--- Problem to solve ---
Look for the word "color" in the entries below, then copy every line that has it.

--- Material for the task ---
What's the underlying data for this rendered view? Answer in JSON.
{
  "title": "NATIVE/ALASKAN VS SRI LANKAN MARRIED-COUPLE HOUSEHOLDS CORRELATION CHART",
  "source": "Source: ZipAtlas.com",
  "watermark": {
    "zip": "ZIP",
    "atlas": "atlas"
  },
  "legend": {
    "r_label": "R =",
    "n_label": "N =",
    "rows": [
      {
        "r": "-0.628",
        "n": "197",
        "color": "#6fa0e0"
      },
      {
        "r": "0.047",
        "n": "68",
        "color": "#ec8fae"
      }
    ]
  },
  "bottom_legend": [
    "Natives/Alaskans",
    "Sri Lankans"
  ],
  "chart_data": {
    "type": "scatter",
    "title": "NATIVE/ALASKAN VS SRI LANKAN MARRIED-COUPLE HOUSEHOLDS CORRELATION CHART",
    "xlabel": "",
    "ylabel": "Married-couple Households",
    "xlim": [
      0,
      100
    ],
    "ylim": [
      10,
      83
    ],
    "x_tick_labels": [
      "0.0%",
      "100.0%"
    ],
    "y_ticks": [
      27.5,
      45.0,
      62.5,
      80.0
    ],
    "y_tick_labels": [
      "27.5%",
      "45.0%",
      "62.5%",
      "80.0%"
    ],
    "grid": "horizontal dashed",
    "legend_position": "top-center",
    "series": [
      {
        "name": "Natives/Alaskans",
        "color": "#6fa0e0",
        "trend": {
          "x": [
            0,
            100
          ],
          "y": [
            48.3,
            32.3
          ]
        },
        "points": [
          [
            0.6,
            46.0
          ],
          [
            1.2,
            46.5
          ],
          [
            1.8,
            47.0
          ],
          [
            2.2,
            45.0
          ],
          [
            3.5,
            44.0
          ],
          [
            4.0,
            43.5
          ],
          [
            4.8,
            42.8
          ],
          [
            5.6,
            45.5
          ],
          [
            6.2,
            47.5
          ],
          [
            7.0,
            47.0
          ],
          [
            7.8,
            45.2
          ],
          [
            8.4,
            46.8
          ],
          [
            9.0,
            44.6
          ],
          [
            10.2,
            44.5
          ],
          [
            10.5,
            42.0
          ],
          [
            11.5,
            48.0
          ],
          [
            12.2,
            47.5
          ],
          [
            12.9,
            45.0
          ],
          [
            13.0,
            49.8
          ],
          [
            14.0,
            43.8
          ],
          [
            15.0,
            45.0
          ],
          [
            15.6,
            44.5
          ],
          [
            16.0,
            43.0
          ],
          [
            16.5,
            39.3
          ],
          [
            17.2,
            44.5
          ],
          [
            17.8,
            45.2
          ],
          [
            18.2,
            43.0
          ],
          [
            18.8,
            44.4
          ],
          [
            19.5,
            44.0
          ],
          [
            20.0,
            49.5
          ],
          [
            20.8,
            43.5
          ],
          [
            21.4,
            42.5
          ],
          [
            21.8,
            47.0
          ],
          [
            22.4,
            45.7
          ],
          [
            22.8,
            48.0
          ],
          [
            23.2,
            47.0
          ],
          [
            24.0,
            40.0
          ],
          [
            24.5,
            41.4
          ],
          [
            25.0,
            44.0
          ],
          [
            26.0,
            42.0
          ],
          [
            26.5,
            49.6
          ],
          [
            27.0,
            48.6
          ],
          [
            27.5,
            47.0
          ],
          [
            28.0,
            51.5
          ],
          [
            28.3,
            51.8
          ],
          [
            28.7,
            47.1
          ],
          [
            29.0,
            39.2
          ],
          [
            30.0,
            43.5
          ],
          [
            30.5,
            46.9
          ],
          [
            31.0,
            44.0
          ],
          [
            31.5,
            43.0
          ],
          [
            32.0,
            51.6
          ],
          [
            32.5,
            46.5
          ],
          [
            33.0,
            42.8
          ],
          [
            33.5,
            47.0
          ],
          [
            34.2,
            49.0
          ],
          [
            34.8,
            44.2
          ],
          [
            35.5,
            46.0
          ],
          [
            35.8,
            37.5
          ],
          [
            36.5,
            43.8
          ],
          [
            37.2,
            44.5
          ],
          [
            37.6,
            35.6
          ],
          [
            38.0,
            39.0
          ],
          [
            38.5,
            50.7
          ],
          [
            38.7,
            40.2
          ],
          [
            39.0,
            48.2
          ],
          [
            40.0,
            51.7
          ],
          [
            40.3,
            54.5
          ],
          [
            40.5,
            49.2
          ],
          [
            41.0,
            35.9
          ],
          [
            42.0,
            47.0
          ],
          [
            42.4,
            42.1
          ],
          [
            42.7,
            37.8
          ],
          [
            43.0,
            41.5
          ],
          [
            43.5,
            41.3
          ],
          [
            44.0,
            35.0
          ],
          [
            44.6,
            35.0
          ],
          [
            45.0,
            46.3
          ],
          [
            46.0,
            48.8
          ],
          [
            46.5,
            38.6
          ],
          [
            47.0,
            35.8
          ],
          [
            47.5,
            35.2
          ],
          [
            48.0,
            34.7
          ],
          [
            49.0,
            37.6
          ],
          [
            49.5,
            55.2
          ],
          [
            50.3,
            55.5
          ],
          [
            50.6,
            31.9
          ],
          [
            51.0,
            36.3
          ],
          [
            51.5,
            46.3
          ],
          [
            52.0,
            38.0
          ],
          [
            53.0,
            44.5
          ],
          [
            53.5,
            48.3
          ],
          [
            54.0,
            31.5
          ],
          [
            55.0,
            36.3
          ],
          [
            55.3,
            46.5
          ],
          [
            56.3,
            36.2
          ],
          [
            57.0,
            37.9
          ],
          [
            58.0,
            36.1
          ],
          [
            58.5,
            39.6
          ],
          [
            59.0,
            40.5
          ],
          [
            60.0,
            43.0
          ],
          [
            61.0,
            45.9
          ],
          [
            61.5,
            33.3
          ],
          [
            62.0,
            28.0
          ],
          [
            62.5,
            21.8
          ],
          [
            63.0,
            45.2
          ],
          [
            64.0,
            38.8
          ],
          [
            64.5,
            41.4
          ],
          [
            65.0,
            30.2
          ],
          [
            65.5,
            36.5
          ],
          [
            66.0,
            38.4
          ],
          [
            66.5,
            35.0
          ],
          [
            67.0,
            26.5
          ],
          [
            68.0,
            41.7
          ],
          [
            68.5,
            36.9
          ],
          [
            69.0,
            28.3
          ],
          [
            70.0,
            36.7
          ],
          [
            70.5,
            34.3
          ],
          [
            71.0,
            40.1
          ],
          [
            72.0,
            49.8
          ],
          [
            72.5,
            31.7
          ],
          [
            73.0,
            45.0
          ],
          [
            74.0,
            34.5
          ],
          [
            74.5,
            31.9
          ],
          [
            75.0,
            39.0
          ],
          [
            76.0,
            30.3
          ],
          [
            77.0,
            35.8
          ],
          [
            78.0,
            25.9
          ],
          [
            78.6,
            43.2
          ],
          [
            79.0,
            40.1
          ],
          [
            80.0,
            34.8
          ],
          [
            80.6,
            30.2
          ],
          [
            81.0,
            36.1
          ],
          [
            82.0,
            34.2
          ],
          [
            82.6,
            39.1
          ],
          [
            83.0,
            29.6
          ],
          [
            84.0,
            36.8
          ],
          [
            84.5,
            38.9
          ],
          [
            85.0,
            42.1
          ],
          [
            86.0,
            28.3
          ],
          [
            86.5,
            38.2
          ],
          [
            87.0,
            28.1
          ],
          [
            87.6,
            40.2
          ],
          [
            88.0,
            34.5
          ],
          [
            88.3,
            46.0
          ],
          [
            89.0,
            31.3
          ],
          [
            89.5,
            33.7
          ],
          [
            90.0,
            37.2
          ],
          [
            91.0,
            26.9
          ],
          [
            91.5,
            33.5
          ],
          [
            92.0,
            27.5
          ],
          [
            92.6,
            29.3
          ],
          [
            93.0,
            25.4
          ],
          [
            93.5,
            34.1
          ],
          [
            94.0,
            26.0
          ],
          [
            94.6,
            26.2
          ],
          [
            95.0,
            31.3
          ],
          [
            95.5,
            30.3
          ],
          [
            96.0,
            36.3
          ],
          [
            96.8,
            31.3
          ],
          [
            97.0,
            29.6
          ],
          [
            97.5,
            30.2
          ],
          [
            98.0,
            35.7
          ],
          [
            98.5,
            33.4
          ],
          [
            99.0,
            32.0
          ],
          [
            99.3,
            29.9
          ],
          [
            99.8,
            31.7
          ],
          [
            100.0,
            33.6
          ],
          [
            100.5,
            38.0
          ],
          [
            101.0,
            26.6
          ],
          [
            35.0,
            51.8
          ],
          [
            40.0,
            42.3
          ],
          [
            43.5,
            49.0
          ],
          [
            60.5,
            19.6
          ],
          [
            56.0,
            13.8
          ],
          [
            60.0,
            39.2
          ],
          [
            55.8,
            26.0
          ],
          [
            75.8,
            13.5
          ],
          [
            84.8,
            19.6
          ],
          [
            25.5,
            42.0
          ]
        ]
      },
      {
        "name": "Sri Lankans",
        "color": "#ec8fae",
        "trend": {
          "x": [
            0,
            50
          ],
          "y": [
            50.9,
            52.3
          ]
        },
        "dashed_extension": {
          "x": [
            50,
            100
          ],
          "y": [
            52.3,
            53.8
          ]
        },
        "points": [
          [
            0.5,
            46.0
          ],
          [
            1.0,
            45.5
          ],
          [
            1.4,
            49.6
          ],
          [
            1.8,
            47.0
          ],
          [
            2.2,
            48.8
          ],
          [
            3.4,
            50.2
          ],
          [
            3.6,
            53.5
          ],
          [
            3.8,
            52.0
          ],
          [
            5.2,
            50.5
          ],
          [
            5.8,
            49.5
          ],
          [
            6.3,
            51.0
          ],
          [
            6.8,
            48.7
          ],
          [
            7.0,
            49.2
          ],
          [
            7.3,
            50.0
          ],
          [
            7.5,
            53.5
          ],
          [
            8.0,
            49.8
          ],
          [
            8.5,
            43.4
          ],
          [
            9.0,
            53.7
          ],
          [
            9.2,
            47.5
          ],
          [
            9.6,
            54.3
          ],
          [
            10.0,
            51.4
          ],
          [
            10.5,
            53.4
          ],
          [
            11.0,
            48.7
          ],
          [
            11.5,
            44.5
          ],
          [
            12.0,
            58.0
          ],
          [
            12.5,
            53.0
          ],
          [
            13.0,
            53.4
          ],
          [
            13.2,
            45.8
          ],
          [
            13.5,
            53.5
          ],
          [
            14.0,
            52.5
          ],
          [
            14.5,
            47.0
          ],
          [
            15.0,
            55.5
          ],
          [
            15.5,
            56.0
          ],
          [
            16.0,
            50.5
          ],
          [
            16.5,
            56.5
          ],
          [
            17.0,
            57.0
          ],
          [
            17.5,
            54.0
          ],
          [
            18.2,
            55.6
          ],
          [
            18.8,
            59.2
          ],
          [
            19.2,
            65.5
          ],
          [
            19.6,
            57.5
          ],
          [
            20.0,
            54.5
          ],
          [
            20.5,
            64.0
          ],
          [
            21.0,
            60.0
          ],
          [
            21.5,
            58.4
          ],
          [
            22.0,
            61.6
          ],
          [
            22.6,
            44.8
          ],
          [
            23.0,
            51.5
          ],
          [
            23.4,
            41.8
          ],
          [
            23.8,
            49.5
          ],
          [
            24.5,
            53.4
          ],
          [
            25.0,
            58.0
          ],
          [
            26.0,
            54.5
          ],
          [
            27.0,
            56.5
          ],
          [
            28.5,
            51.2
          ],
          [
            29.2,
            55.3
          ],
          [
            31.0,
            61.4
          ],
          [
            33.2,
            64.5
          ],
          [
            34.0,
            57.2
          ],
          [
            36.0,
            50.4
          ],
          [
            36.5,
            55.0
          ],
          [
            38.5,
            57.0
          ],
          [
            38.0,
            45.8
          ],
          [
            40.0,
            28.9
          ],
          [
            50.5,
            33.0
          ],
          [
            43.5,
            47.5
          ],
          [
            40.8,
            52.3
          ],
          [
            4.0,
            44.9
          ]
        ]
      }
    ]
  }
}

--- Response to the exercise ---
        "color": "#6fa0e0"
        "color": "#ec8fae"
        "color": "#6fa0e0",
        "color": "#ec8fae",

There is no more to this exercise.